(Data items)
** start **
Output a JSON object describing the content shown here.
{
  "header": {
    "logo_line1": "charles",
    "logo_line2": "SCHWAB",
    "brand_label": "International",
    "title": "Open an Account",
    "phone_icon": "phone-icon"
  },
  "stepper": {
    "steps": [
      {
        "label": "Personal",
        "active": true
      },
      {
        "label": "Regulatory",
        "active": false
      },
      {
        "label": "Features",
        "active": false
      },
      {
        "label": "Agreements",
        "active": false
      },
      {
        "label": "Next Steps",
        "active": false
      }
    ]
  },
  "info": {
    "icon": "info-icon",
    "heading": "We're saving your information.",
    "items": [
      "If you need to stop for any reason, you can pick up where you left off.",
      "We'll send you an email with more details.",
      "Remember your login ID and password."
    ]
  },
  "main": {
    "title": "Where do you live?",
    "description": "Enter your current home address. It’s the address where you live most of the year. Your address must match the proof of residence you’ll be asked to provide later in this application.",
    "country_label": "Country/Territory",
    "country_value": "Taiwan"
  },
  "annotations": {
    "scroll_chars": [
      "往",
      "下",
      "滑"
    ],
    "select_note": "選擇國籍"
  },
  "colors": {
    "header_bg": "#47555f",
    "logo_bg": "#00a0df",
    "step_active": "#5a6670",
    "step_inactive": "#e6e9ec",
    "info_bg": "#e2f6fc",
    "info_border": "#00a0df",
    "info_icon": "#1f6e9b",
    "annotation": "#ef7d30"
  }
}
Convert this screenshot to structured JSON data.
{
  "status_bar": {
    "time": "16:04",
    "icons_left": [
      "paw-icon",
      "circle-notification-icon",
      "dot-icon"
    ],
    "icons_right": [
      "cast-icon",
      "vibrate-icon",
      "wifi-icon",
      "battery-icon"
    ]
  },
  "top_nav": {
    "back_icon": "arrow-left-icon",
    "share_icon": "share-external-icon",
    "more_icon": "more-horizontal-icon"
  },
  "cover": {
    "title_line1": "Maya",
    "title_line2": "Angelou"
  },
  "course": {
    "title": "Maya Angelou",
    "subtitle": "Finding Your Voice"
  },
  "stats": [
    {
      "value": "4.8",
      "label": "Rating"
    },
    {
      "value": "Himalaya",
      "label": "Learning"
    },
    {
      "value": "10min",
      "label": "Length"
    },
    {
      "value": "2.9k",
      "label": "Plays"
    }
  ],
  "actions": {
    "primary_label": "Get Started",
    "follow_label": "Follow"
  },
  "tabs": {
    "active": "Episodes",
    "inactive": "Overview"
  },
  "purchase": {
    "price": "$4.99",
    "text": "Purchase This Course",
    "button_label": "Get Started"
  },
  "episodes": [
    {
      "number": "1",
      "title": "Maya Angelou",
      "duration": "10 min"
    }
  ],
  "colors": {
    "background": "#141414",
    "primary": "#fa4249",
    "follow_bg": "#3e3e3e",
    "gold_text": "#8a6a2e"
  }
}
** end **
Write the listing out again, exactly as shown above.

Output a JSON object describing the content shown here.
{
  "header": {
    "logo_line1": "charles",
    "logo_line2": "SCHWAB",
    "brand_label": "International",
    "title": "Open an Account",
    "phone_icon": "phone-icon"
  },
  "stepper": {
    "steps": [
      {
        "label": "Personal",
        "active": true
      },
      {
        "label": "Regulatory",
        "active": false
      },
      {
        "label": "Features",
        "active": false
      },
      {
        "label": "Agreements",
        "active": false
      },
      {
        "label": "Next Steps",
        "active": false
      }
    ]
  },
  "info": {
    "icon": "info-icon",
    "heading": "We're saving your information.",
    "items": [
      "If you need to stop for any reason, you can pick up where you left off.",
      "We'll send you an email with more details.",
      "Remember your login ID and password."
    ]
  },
  "main": {
    "title": "Where do you live?",
    "description": "Enter your current home address. It’s the address where you live most of the year. Your address must match the proof of residence you’ll be asked to provide later in this application.",
    "country_label": "Country/Territory",
    "country_value": "Taiwan"
  },
  "annotations": {
    "scroll_chars": [
      "往",
      "下",
      "滑"
    ],
    "select_note": "選擇國籍"
  },
  "colors": {
    "header_bg": "#47555f",
    "logo_bg": "#00a0df",
    "step_active": "#5a6670",
    "step_inactive": "#e6e9ec",
    "info_bg": "#e2f6fc",
    "info_border": "#00a0df",
    "info_icon": "#1f6e9b",
    "annotation": "#ef7d30"
  }
}
Convert this screenshot to structured JSON data.
{
  "status_bar": {
    "time": "16:04",
    "icons_left": [
      "paw-icon",
      "circle-notification-icon",
      "dot-icon"
    ],
    "icons_right": [
      "cast-icon",
      "vibrate-icon",
      "wifi-icon",
      "battery-icon"
    ]
  },
  "top_nav": {
    "back_icon": "arrow-left-icon",
    "share_icon": "share-external-icon",
    "more_icon": "more-horizontal-icon"
  },
  "cover": {
    "title_line1": "Maya",
    "title_line2": "Angelou"
  },
  "course": {
    "title": "Maya Angelou",
    "subtitle": "Finding Your Voice"
  },
  "stats": [
    {
      "value": "4.8",
      "label": "Rating"
    },
    {
      "value": "Himalaya",
      "label": "Learning"
    },
    {
      "value": "10min",
      "label": "Length"
    },
    {
      "value": "2.9k",
      "label": "Plays"
    }
  ],
  "actions": {
    "primary_label": "Get Started",
    "follow_label": "Follow"
  },
  "tabs": {
    "active": "Episodes",
    "inactive": "Overview"
  },
  "purchase": {
    "price": "$4.99",
    "text": "Purchase This Course",
    "button_label": "Get Started"
  },
  "episodes": [
    {
      "number": "1",
      "title": "Maya Angelou",
      "duration": "10 min"
    }
  ],
  "colors": {
    "background": "#141414",
    "primary": "#fa4249",
    "follow_bg": "#3e3e3e",
    "gold_text": "#8a6a2e"
  }
}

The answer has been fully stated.